- **Task to carry out**:
Collect all lines containing the word "screenshot" from the data.

- **Supplied entries**:
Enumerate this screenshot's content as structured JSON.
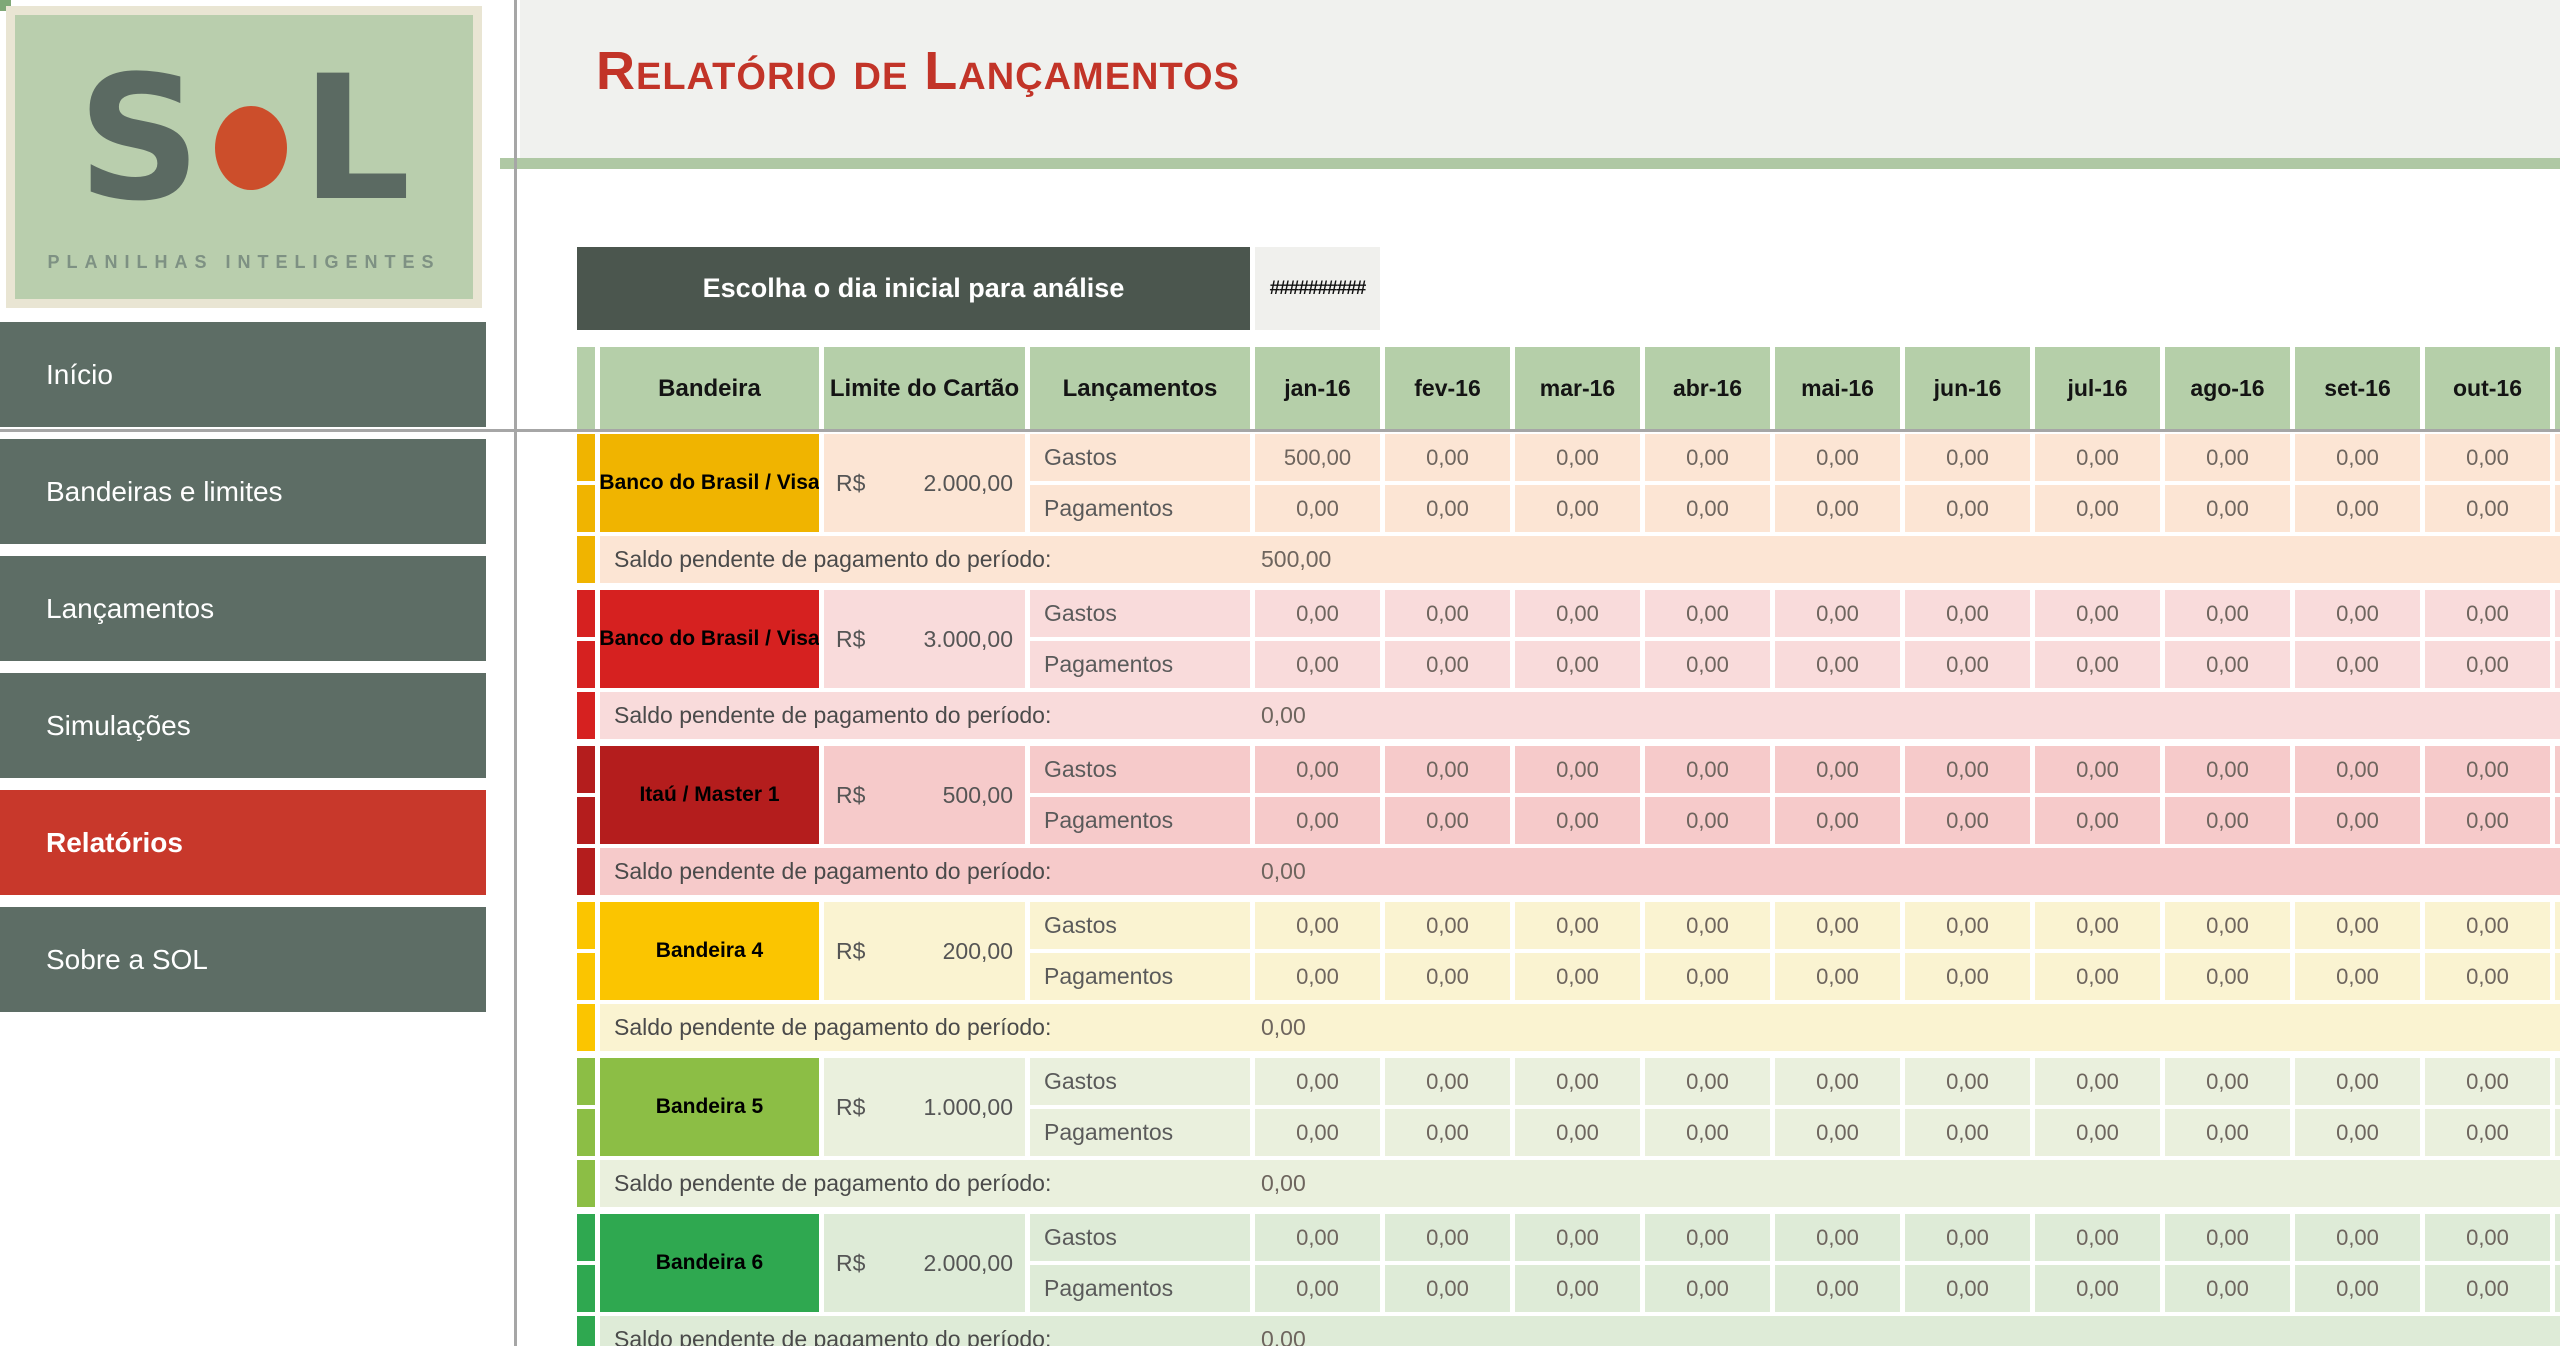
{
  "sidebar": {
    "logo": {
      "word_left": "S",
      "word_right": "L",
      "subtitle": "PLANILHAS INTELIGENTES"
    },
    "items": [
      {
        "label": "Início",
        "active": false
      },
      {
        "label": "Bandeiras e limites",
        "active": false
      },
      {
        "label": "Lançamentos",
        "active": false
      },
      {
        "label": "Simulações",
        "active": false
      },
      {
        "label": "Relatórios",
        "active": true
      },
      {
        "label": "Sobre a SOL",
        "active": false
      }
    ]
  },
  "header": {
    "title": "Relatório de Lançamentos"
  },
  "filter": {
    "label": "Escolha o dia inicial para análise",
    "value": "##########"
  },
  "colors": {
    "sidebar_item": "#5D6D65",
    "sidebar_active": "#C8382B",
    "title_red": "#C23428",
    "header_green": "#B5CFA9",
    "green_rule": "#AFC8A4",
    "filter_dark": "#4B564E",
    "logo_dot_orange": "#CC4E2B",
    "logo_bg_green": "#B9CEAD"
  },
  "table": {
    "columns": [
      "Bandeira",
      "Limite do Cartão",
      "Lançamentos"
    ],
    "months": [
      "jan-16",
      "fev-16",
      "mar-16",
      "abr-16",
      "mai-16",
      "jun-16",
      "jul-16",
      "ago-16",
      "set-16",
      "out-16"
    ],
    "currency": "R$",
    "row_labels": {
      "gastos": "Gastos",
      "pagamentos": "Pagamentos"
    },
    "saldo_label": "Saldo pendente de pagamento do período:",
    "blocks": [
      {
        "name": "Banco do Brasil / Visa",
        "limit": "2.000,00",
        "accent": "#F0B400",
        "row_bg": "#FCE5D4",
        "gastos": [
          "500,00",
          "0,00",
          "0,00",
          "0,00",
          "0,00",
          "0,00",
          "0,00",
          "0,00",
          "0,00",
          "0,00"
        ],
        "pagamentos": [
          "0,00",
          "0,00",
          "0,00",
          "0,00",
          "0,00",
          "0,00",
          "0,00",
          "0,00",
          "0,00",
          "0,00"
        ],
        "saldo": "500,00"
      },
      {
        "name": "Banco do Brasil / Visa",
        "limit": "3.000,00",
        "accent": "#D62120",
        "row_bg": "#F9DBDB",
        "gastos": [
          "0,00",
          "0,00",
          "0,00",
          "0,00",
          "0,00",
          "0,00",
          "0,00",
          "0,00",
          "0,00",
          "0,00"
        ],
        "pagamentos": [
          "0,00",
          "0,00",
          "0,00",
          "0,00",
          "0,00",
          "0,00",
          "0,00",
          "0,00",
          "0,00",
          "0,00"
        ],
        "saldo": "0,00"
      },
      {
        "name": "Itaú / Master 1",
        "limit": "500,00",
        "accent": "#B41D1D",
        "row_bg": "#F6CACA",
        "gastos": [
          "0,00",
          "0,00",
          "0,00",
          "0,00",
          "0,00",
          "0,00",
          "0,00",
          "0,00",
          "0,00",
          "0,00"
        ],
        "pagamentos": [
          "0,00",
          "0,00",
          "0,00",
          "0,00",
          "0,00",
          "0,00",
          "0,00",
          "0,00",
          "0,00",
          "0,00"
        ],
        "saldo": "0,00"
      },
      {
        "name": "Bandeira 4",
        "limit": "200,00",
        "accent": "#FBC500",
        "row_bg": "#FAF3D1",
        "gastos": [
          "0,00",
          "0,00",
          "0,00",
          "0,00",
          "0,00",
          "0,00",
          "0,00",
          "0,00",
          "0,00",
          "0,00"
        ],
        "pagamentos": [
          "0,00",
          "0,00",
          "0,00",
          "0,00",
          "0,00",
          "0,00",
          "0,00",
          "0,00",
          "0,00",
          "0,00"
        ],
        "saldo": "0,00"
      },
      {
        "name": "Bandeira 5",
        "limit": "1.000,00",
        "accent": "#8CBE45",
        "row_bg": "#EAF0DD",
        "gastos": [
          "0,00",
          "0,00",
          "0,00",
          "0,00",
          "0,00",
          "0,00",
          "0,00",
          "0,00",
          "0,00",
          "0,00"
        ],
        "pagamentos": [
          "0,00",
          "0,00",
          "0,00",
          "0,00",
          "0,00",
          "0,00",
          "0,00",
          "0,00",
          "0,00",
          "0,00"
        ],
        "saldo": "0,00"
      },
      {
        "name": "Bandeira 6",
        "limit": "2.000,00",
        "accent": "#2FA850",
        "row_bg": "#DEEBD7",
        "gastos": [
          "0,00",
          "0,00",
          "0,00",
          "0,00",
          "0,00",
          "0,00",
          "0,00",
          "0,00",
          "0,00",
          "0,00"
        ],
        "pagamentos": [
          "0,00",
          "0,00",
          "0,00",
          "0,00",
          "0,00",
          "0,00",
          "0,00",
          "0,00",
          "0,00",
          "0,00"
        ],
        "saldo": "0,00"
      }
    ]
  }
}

* * *

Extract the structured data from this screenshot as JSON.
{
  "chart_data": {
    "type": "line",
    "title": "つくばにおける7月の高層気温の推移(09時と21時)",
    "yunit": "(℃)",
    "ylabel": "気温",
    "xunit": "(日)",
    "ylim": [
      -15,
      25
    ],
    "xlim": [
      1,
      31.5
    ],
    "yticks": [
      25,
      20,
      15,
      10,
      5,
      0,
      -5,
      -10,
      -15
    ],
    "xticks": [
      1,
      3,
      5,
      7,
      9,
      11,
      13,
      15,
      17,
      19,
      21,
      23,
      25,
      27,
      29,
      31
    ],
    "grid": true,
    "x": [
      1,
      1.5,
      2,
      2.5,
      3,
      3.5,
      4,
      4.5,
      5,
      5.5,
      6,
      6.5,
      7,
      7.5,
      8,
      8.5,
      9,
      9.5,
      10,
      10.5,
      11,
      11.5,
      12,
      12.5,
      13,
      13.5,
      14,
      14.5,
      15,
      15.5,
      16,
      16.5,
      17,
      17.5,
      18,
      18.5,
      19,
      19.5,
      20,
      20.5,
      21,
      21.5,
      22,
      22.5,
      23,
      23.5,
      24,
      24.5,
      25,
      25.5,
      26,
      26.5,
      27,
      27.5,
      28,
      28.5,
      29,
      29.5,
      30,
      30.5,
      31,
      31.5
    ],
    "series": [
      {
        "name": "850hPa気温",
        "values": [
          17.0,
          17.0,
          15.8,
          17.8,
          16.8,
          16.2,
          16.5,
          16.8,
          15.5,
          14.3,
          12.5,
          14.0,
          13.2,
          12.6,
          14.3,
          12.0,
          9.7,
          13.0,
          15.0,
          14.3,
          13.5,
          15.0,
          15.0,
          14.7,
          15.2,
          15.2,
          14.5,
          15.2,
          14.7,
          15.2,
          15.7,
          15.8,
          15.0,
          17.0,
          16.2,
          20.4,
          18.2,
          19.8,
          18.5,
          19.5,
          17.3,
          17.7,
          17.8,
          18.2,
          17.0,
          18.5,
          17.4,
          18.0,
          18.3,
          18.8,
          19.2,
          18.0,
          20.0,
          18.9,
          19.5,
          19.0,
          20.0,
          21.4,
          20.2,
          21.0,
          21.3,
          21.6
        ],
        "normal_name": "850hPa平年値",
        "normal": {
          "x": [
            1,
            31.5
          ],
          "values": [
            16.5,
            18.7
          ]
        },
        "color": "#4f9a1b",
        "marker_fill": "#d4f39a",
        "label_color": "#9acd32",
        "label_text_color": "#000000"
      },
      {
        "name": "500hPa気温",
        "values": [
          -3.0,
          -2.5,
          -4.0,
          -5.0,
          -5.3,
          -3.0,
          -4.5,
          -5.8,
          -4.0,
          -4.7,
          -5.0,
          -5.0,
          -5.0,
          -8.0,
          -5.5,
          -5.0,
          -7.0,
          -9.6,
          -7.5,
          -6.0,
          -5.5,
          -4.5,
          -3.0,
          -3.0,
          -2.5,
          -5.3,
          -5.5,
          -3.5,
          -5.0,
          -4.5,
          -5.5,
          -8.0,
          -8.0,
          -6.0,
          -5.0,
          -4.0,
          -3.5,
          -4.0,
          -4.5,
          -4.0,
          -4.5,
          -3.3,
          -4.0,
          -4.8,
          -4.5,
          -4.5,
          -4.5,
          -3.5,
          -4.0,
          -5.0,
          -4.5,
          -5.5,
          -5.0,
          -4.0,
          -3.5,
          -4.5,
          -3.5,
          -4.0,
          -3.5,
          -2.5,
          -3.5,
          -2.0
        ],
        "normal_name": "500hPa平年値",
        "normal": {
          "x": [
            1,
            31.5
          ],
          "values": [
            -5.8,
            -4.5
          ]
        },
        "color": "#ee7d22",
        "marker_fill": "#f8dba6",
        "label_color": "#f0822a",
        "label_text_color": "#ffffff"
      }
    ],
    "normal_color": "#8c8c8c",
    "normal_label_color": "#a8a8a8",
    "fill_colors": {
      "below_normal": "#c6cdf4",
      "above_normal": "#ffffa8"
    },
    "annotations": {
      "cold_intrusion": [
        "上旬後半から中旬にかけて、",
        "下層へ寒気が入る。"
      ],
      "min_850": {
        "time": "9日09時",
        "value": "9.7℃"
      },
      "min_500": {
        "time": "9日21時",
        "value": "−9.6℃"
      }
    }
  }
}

- **The answer**:
Enumerate this screenshot's content as structured JSON.
Extract the structured data from this screenshot as JSON.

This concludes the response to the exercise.